TEXT EXTRACT:
Open maltefiala opened 7 years ago
Could you elaborate the negative impact to linux from clock_settime syscall?
COSBench maintains heartbeats between controller and drivers to keep timestamps in sync with minimal deviation, this is why clock_settime is called (through "date -s" command).
Historically, we see a few new users using cosbench with controller and driver out of sync (a lot), which sees a few weird reported results. This is why we include time sync logic inside.
Well i can elaborate on that.
We set up a small Ceph Cluster to evaluate Ceph.
This Cluster was synchronized to a single Stratum 3 NTP server. Resulting in a ΔT < 1mS of the systemclocks.
During benchmarks ΔT would grow to several Seconds. Resulting in Problems for CEPH resulting in horrible benchmark Results.
We switched off NTP to verify if there is a problem with ntp. So now after running the Benchmarks we could observe a ΔT > 15s. So in this Case it did the opposite of what you intended.
Solution: People setting up storage clusters and clients for them need to keep time synchronus across all hosts anyway. So the benchmarking Tool trying to do it for them (and suceeding) would result in a situation where their cluster would seem to work during benchmarks. And then fail to work when synchronization is lost later on. So i would recommend printing a warning: "Times are not synchronized. You need to fix this. Look into NTP...". Instead of trying to magically mess with the systemtime.
Just so you know how unexpected behavior is: When we ran into the desynchronizing clocks problem. We at first suspected time problems related to TSC, CPU Frequency , Powermanagement, Tickless, (and some exotic CPU bugs) before we suspected the Cosbench. And none of us is entirely new to running Servers.

DATASET CONTENT:

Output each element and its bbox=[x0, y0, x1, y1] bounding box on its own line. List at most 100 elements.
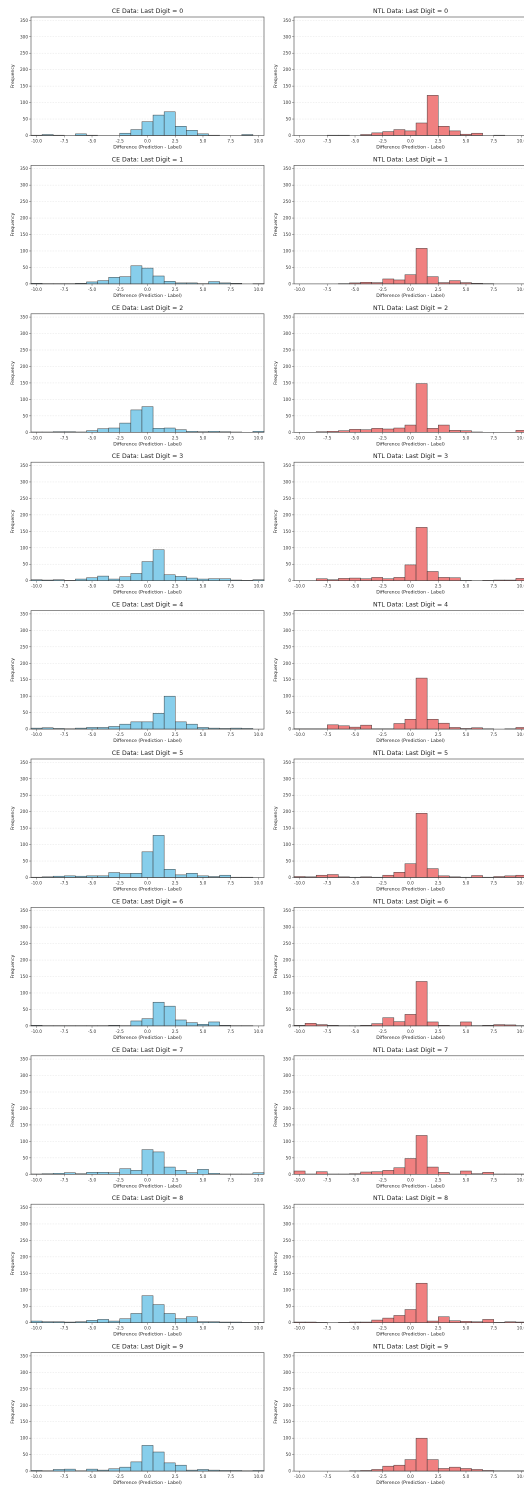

WHAT TO DO:
(a) In the COSBench clock-sync thread, which command does COSBench use to call clock_settime?
(b) Decide whether each statement agrees with the COSBench clock-sync thread. Give yes or no for each, followed by the deciding words quoted from the thread.
(i) The Ceph cluster was synchronized to a single Stratum 3 NTP server.
(ii) After NTP was switched off, the measured ΔT stayed below one second.
(iii) The team suspected COSBench before any other cause of the clock problem.
(c) Go on with the COSBench clock-sync thread, starting after its final sentence.

TASK ANSWERS:
(a) The "date -s" command.

(b)
(i) Yes: "This Cluster was synchronized to a single Stratum 3 NTP server."
(ii) No: "So now after running the Benchmarks we could observe a ΔT > 15s."
(iii) No: "We at first suspected time problems related to TSC, CPU Frequency , Powermanagement, Tickless, (and some exotic CPU bugs) before we suspected the Cosbench."

(c)
this commit 893c955e880d3d96a4b561ec2f1b58fab3953e20 can help
@tianshan How does this help? A benchmark tool should report how the system performs as it is currently configured. If the time of servers is out of sync and my benchmark tool fixes that, this rule is broken. Consequently, I will assume that my system was configured correctly, which is a terrible conclusion to draw.
On the other hand, if my system is configured correctly (which it was in our case), I want under no circumstances that my benchmark tool screw this up by assuming it can do better than ntp. Apart from causing much confusion (like in our case) this can lead to things breaking in a working setup.
Automatically changing the system time is never the right thing to do. The only solution to the problem is removing the code that changes the system time, or to make it optional, and (importantly) turned off by default.
oh my fault, d4e708879b8ccdc18f7da809cb6f421cd51639b7 is the correct one, add an option switch off the set time.
It is still turned on by default.
This forcable setting of time is causing errors in my environment. I see the added check for getsystemproperty but I do not understand how to set it to non-default behaviour. I just left this comment on the commit... Would you please explain how the setting can be changed by a user? In which cfg file, and with what syntax?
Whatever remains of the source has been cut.